ENUNCIADO 1:
Responde a estas preguntas sobre el texto acerca de Kennan:
(a) ¿En qué año se editó Around the Cragged Hill?
(b) ¿Qué política esbozó Kennan en 1946 en el telegrama enviado al Departamento de Estado?
(c) ¿Con qué letra firmó el artículo publicado por Foreign Affairs?

BLOQUE DE TEXTO:
__________________________________________________
En su libro de memorias, Around the Cragged Hill (literalmente, alrededor de la colina escarpada), editado en 1993, Kennan no se refiere a Irak. Menos aún a Palestina. Memora los tiempos de la Unión Soviética. En un telegrama enviado al Departamento de Estado, en el cual era jefe de planificación de políticas, esbozó en 1946 la política de contención que iba a aplicar su país en la Guerra Fría. Al año siguiente, la revista Foreign Affairs publicó un artículo de su autoría firmado con una enigmática letra equis en el cual explicaba cómo neutralizar la expansión comunista en el planeta: con diplomacia, política e inteligencia (acciones encubiertas, incluidas).
__________________________________________________
MATERIAL PROPORCIONADO:
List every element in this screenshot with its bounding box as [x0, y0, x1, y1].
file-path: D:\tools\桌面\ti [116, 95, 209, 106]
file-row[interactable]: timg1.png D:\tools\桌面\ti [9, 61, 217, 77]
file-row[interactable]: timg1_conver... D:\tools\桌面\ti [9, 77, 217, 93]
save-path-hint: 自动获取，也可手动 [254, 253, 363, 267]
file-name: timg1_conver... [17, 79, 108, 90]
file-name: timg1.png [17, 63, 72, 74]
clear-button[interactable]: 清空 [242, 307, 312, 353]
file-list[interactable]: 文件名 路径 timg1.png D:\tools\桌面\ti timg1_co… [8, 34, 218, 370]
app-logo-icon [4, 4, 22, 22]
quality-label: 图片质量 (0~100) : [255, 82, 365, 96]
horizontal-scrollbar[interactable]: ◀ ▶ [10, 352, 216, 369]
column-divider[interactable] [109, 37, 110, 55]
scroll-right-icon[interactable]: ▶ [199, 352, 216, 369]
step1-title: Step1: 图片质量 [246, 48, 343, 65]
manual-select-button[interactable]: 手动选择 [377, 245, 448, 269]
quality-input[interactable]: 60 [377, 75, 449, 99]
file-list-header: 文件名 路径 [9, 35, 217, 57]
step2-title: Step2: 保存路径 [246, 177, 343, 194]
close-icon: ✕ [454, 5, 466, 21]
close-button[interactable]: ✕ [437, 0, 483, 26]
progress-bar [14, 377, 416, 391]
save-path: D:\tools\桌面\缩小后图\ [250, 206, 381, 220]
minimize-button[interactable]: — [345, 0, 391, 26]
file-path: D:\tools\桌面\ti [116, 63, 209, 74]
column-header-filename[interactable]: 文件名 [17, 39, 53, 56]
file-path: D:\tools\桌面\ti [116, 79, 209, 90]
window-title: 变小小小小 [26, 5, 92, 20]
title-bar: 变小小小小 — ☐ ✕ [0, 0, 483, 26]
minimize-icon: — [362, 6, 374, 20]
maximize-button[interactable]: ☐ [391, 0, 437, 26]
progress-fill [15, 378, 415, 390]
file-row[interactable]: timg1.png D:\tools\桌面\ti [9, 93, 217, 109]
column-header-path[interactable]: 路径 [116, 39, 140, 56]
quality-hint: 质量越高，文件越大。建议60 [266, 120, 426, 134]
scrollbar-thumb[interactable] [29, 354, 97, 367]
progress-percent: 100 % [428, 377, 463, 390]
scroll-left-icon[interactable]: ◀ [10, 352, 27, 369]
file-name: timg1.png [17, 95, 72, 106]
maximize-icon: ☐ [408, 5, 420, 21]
__________________________________________________
ENUNCIADO 2: Cambia "file-row" por "list-row" en las entradas, desde el comienzo hasta la línea que contiene "column-header-filename[interactable]: 文件名 [17, 39, 53, 56]", ambas incluidas. Escribe solo esas líneas, sin ninguna otra modificación.

SOLUCIÓN DESARROLLADA 1:
(a) En 1993.
(b) La política de contención que iba a aplicar su país en la Guerra Fría.
(c) Con una letra equis.

SOLUCIÓN DESARROLLADA 2:
List every element in this screenshot with its bounding box as [x0, y0, x1, y1].
file-path: D:\tools\桌面\ti [116, 95, 209, 106]
list-row[interactable]: timg1.png D:\tools\桌面\ti [9, 61, 217, 77]
list-row[interactable]: timg1_conver... D:\tools\桌面\ti [9, 77, 217, 93]
save-path-hint: 自动获取，也可手动 [254, 253, 363, 267]
file-name: timg1_conver... [17, 79, 108, 90]
file-name: timg1.png [17, 63, 72, 74]
clear-button[interactable]: 清空 [242, 307, 312, 353]
file-list[interactable]: 文件名 路径 timg1.png D:\tools\桌面\ti timg1_co… [8, 34, 218, 370]
app-logo-icon [4, 4, 22, 22]
quality-label: 图片质量 (0~100) : [255, 82, 365, 96]
horizontal-scrollbar[interactable]: ◀ ▶ [10, 352, 216, 369]
column-divider[interactable] [109, 37, 110, 55]
scroll-right-icon[interactable]: ▶ [199, 352, 216, 369]
step1-title: Step1: 图片质量 [246, 48, 343, 65]
manual-select-button[interactable]: 手动选择 [377, 245, 448, 269]
quality-input[interactable]: 60 [377, 75, 449, 99]
file-list-header: 文件名 路径 [9, 35, 217, 57]
step2-title: Step2: 保存路径 [246, 177, 343, 194]
close-icon: ✕ [454, 5, 466, 21]
close-button[interactable]: ✕ [437, 0, 483, 26]
progress-bar [14, 377, 416, 391]
save-path: D:\tools\桌面\缩小后图\ [250, 206, 381, 220]
minimize-button[interactable]: — [345, 0, 391, 26]
file-path: D:\tools\桌面\ti [116, 63, 209, 74]
column-header-filename[interactable]: 文件名 [17, 39, 53, 56]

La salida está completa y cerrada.